§ **Exercise**
In the text about the abbey's lands and abbots, replace "Weredeget" with "Weredegate" in the passage that begins at the words "- Hatherlega (Hatherleigh)" and stops after "(Roborough, near Tavistock)", then write out that passage.

§ **Text provided**
+ + +

In the reign of King Edgar an Earl call'd Ordulphus had a vision commanding him to build an oratory in a certain place mark'd out to him, which he did, making it large enough to contain 1,000 persons, and erecting habitations for several monks, whom he also plac'd there under an abbat. The lands he and his kindred and friends gave to this monastery were: Tavistock, Midleton, Hatherlege (Hatherleigh), Berliton, Leghe, Dunethem, Chuvelin, Lankinghorn, Home, Werelgete, Orlege (Orleigh), Auri (Annery), Rame, Savyock, Pannastan, Tomebiry, Colbrok, Lege, Wulsitheton, and Clymesland. These never to be alienated and to be free from all impositions, except an expedition undertaken and the repairing of forts and bridges. This was confirmed in the year 981 and in the reign of King Ethelred...The Bull of Pope Celestin dated 1193 confirms all donations made to these monks...

===1193 papal bull===
A "Bull of Exemption and Confirmation" dated 1193 granted by Pope Celestine III (reigned 1191–1198) records the landholdings of the abbey thus:
- Middelton (Milton Abbot, in Lifton, later Tavistock, hundred)
- Hatherlega (Hatherleigh)
- Boryngton (Burrington, a manor in North Tawton hundred)
- Lega (Romansleigh)
- Abbedesham (Abbotsham)
- Weredeget (Worthygate, Parkham)
- Ordlegh (Orleigh)
- Auri (Annery)
- Tornebury (Thornbury, a manor in Black Torrington hundred)
- Rauburga/Roughburgh (Roborough, near Tavistock)
- One house in the City of Exeter
- Wella (Coffinswell, a manor in Haytor hundred)
- Daggecumba (Daccombe, within Coffinswell)
- Plymstok (Plymstock)
- Raddon (Raddon, Thorverton)
- Hundetorre (Hound Tor, Manaton)
- Odatrew (Ottery, in Lamerton)

===Later abbots===
Abbot Lyfing and his successor Abbot Ealdred both became Bishops of Worcester, and the latter is said to have crowned King William the Conqueror. The thirty-sixth abbot, John Dynynton, was granted leave in 1458 to use various pontificalia and the mitre, which latter gave him a seat in Parliament. The thirty-ninth abbot, Richard Banham or Baynham, was made a lord of Parliament by King Henry VIII in 1513.

+ + +

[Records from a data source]
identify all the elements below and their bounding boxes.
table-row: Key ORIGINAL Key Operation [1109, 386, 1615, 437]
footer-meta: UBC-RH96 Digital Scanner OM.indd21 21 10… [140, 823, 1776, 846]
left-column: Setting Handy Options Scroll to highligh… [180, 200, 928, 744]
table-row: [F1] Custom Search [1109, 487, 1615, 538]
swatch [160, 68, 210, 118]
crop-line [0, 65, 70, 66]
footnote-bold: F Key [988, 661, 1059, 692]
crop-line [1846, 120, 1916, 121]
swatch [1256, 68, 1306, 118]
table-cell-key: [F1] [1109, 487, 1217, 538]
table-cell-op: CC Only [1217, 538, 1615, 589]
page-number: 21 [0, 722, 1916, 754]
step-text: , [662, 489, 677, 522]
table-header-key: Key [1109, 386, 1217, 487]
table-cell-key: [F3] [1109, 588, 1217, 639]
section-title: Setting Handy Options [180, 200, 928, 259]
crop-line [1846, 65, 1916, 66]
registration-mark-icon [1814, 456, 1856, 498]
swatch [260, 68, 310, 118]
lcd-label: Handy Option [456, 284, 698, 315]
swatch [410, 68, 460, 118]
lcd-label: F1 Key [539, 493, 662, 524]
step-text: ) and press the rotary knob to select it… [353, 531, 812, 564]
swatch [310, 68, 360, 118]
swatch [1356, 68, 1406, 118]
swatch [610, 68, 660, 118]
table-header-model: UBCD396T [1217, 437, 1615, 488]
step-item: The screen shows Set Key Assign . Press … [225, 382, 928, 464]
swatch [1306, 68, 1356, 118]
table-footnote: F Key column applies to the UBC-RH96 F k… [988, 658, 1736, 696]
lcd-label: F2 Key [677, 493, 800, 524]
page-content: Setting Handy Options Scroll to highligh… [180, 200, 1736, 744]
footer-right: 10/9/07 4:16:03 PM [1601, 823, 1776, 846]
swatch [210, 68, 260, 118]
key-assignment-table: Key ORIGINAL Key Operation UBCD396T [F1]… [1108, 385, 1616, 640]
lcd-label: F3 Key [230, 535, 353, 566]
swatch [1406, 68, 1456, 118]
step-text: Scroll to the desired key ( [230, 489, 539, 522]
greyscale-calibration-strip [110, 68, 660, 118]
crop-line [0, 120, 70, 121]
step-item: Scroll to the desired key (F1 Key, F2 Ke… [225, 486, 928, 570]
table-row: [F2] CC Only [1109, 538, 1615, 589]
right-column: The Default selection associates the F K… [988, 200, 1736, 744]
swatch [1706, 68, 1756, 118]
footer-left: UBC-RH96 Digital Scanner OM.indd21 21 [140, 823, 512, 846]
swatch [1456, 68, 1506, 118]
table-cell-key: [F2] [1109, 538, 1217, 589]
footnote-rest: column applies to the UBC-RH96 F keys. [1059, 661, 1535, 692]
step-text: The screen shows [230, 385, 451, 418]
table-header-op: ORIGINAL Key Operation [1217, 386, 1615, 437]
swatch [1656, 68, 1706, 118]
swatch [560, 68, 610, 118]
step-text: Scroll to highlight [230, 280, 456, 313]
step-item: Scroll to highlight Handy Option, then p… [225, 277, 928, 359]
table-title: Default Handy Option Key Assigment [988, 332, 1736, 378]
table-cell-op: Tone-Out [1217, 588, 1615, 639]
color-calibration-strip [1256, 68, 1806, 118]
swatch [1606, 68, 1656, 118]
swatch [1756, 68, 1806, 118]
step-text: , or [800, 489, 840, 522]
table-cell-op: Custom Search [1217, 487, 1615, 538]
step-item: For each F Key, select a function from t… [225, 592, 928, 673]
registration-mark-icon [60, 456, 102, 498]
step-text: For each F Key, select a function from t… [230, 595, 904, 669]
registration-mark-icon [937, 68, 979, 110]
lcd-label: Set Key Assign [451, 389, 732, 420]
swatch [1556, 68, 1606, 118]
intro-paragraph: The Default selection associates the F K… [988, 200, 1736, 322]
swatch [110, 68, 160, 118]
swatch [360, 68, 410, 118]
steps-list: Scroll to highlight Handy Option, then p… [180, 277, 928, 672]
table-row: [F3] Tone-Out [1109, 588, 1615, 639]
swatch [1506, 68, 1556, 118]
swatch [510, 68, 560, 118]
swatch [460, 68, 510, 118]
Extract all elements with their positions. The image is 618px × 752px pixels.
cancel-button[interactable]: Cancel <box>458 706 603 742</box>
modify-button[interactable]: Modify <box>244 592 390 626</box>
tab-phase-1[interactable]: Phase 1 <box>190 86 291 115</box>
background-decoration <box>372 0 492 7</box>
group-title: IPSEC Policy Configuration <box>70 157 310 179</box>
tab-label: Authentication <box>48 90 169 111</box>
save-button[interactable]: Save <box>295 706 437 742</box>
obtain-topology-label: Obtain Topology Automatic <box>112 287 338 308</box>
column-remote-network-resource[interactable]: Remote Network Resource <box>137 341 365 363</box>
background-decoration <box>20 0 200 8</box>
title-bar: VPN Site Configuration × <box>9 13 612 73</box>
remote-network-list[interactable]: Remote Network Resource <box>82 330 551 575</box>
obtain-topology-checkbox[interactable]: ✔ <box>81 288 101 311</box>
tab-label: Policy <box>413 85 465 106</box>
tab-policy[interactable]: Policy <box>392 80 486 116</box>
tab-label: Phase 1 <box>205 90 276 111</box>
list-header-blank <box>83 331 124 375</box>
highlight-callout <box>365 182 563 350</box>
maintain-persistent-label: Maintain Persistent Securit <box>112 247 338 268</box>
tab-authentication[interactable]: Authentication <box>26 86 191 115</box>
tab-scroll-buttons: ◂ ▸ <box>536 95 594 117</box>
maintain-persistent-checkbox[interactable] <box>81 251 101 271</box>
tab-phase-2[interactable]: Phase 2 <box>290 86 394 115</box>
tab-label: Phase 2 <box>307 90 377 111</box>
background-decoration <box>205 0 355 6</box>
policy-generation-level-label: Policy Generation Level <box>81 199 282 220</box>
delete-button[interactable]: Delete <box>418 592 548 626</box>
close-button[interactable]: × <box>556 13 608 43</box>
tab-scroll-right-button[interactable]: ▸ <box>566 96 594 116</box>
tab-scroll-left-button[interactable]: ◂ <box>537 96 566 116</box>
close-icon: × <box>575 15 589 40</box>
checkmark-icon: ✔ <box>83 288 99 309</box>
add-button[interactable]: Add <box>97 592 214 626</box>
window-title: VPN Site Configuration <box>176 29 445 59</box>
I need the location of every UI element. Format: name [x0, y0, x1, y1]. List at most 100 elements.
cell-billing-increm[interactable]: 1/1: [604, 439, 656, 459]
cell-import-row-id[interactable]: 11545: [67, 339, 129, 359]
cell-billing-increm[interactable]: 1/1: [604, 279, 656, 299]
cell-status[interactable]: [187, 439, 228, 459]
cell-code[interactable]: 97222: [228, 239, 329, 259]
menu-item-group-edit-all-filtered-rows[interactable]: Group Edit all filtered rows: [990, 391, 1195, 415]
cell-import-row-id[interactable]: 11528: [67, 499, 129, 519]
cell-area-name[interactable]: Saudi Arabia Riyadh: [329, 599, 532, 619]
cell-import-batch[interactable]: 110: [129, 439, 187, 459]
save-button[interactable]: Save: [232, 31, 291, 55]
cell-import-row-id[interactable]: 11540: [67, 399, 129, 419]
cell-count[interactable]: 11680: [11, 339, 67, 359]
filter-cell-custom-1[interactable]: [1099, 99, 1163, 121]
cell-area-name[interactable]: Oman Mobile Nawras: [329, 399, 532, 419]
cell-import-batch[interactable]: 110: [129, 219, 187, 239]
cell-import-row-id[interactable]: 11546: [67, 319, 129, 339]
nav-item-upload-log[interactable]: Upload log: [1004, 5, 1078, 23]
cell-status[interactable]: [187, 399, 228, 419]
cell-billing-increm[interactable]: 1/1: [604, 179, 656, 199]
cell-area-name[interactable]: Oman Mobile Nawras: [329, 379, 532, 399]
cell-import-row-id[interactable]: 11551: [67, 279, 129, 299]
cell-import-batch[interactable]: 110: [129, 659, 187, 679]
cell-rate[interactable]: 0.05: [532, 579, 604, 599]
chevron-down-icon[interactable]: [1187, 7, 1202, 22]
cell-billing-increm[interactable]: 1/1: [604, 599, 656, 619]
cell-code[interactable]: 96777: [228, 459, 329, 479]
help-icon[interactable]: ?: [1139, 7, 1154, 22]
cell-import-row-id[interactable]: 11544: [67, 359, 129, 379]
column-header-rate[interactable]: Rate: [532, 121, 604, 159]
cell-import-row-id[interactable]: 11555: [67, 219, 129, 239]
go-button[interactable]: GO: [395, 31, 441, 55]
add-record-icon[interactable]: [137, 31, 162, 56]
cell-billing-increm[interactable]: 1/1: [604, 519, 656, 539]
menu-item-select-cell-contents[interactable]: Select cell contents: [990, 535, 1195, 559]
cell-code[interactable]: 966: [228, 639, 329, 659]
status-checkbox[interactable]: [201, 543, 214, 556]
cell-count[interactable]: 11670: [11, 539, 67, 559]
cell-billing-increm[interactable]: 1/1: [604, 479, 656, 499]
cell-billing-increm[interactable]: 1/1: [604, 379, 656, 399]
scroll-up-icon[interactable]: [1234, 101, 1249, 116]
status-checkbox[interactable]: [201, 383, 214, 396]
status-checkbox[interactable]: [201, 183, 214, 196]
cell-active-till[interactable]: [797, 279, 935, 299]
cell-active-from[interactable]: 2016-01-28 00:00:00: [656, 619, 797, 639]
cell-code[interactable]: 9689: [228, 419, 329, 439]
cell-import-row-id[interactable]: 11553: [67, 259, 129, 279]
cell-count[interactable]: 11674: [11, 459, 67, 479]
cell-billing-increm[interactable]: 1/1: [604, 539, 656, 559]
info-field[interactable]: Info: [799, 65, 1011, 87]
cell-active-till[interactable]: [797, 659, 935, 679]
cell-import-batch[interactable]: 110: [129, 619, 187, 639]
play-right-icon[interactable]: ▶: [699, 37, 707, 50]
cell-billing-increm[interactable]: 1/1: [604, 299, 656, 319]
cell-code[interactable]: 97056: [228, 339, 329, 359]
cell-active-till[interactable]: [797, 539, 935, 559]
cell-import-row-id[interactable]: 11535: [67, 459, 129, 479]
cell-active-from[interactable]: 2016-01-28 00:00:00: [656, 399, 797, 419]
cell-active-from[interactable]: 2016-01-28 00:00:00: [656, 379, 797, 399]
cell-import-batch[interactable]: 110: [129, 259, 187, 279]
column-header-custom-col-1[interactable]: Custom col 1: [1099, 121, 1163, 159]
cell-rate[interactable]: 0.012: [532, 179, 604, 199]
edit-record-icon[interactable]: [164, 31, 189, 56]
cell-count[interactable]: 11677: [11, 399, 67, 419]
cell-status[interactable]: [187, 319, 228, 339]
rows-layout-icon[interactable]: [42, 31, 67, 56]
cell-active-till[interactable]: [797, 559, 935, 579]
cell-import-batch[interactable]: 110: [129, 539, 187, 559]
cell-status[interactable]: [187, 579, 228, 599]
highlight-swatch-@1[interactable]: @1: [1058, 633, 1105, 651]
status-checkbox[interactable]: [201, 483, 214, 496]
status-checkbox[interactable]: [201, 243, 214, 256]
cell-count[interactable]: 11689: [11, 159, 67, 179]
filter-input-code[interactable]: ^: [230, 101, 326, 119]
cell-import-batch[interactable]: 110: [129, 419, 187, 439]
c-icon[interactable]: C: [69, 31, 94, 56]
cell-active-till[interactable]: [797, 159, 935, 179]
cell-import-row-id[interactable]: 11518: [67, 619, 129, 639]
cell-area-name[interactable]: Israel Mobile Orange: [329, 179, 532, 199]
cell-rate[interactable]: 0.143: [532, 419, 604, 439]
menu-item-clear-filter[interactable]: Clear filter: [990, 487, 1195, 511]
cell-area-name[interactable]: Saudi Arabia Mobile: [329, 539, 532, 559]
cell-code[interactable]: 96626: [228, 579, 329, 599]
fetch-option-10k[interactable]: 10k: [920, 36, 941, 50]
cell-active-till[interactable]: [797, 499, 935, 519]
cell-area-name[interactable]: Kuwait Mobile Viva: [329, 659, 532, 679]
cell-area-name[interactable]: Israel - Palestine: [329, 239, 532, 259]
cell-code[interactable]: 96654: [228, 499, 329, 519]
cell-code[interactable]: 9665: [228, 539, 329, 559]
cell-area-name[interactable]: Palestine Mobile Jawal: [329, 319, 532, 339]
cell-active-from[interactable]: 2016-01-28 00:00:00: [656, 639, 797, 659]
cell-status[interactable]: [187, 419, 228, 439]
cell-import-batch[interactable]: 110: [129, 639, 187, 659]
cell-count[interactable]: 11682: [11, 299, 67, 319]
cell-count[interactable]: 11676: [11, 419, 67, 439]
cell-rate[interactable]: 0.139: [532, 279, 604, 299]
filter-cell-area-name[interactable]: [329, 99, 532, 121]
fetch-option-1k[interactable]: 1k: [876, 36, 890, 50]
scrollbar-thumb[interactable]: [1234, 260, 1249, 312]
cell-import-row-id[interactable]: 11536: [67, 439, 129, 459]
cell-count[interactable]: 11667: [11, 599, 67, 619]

+ + +

§ **Solved exercise**
- Hatherlega (Hatherleigh)
- Boryngton (Burrington, a manor in North Tawton hundred)
- Lega (Romansleigh)
- Abbedesham (Abbotsham)
- Weredegate (Worthygate, Parkham)
- Ordlegh (Orleigh)
- Auri (Annery)
- Tornebury (Thornbury, a manor in Black Torrington hundred)
- Rauburga/Roughburgh (Roborough, near Tavistock)